Please format the stretch of the listing from the line containing "Enumerate the UI" through the line containing "70, 390, 90]" as a numbered list, dropping any blank lines and omitting the pictures.

**Data section**
· · · · ·

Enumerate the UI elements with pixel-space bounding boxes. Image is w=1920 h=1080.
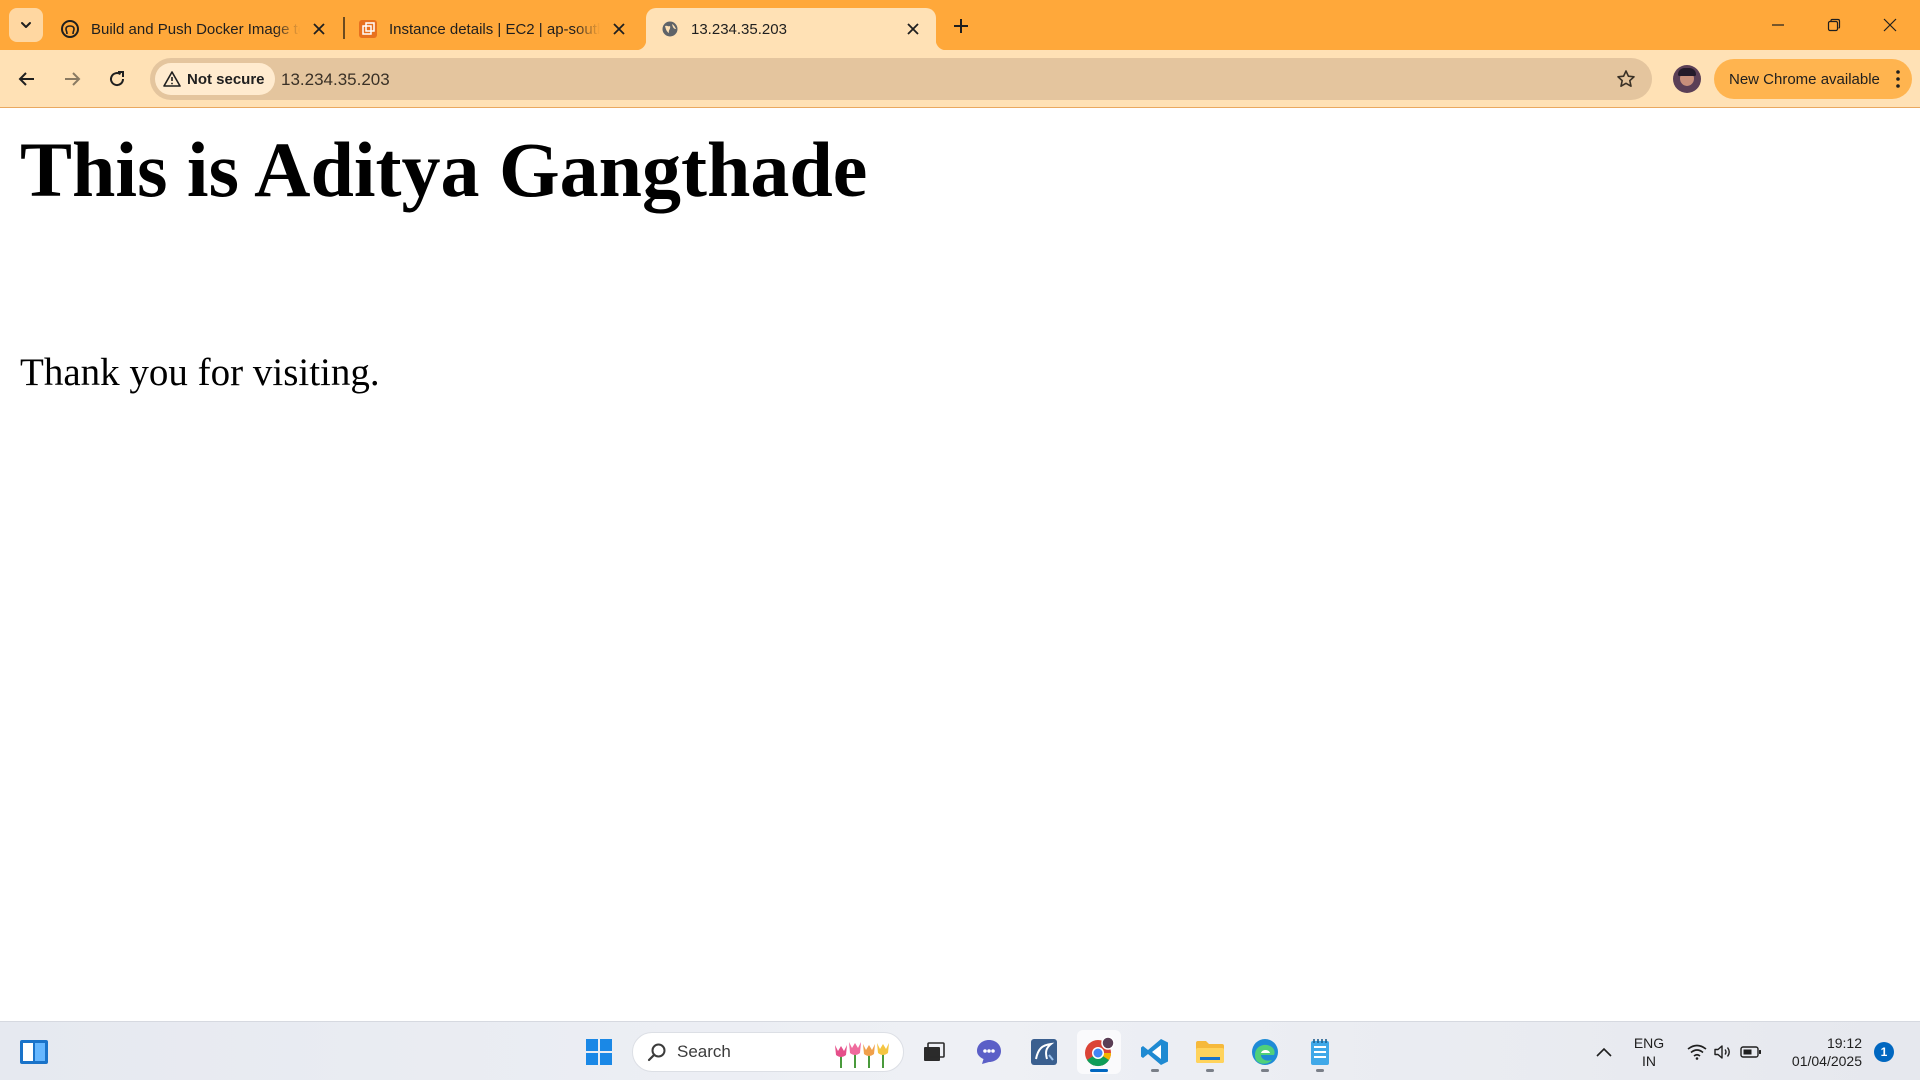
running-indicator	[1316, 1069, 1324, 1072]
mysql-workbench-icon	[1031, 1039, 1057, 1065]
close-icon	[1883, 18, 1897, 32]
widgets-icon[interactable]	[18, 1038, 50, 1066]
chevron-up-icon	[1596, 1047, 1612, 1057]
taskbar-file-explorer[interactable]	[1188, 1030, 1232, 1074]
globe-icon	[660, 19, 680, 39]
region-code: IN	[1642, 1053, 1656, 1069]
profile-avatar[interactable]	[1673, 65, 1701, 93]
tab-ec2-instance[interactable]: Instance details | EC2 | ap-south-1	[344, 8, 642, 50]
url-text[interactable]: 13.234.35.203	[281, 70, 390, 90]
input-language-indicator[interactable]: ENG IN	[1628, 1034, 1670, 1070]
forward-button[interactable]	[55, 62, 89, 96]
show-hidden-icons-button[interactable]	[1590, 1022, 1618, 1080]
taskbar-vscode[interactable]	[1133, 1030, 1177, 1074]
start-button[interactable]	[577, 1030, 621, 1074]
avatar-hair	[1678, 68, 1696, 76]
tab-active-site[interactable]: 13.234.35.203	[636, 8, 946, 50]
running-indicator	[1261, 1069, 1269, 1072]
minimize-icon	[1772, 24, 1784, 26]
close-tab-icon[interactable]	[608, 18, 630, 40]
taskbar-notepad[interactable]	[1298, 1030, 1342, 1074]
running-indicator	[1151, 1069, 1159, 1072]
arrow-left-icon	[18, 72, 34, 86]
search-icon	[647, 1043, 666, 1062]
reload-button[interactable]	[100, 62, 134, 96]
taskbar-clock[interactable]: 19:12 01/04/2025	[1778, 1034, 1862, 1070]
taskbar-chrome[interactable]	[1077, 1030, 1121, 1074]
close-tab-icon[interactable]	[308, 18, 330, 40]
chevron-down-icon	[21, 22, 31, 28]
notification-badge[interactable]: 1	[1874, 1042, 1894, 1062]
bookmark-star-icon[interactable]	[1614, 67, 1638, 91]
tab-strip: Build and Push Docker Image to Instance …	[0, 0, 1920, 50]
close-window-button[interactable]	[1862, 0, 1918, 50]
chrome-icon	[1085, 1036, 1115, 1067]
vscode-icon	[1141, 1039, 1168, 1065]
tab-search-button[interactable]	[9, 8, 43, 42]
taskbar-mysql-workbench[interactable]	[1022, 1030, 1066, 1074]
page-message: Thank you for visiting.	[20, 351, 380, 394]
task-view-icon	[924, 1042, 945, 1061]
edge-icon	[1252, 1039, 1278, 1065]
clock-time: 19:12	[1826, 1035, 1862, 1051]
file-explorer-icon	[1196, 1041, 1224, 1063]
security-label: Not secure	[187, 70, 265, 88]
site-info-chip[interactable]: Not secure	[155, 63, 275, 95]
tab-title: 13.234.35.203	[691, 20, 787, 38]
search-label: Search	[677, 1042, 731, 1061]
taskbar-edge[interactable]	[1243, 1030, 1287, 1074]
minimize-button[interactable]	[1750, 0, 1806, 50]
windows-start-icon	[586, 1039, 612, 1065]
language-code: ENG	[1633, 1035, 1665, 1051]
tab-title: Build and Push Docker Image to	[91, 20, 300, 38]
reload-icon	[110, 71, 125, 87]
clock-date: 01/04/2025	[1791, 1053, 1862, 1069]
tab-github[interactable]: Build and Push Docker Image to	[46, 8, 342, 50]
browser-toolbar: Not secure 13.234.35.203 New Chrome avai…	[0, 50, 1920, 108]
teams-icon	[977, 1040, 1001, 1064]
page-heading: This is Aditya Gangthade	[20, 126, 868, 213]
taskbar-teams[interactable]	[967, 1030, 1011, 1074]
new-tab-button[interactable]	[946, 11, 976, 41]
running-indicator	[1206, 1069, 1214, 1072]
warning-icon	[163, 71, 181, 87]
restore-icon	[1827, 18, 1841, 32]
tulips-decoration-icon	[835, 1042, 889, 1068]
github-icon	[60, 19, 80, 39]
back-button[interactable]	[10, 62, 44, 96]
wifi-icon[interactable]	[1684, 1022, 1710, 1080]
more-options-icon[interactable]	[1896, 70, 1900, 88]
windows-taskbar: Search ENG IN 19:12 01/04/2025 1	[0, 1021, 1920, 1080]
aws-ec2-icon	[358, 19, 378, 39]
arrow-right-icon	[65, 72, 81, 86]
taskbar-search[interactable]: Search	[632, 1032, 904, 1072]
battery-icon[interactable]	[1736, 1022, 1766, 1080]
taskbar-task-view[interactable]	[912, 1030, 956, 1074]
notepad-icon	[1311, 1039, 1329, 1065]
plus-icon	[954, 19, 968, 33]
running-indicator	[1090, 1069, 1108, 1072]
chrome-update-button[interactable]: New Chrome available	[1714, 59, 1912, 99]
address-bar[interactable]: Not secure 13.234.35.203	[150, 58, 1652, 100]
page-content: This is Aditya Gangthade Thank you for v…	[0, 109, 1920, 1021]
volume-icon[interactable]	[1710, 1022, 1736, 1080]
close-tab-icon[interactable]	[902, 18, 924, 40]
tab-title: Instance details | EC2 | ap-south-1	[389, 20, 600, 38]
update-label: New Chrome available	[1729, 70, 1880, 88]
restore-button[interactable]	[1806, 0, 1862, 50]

· · · · ·

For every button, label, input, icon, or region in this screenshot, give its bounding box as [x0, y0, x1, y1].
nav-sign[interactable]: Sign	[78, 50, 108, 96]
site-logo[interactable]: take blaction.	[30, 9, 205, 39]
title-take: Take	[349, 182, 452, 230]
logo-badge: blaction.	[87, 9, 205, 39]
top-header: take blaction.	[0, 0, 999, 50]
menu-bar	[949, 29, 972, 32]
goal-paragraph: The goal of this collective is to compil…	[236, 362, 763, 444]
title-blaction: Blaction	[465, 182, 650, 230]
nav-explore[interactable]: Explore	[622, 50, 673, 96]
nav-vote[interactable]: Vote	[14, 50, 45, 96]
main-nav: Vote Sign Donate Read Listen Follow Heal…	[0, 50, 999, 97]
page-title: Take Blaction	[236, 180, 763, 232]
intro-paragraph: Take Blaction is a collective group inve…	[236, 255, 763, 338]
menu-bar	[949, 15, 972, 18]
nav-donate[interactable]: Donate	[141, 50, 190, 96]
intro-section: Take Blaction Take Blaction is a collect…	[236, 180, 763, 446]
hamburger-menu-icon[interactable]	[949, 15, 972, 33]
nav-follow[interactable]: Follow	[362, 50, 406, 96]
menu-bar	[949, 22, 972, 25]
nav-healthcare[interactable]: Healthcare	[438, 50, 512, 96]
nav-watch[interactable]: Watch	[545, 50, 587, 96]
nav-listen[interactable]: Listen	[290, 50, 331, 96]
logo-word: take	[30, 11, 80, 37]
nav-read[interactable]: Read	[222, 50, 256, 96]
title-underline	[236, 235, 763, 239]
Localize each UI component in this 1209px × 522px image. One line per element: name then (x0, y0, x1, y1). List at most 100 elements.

· · · · ·

**Task solution**
1. Enumerate the UI elements with pixel-space bounding boxes. Image is w=1920 h=1080.
2. running-indicator	[1316, 1069, 1324, 1072]
3. mysql-workbench-icon	[1031, 1039, 1057, 1065]
4. close-icon	[1883, 18, 1897, 32]
5. widgets-icon[interactable]	[18, 1038, 50, 1066]
6. chevron-up-icon	[1596, 1047, 1612, 1057]
7. taskbar-file-explorer[interactable]	[1188, 1030, 1232, 1074]
8. globe-icon	[660, 19, 680, 39]
9. region-code: IN	[1642, 1053, 1656, 1069]
10. profile-avatar[interactable]	[1673, 65, 1701, 93]
11. tab-ec2-instance[interactable]: Instance details | EC2 | ap-south-1	[344, 8, 642, 50]
12. url-text[interactable]: 13.234.35.203	[281, 70, 390, 90]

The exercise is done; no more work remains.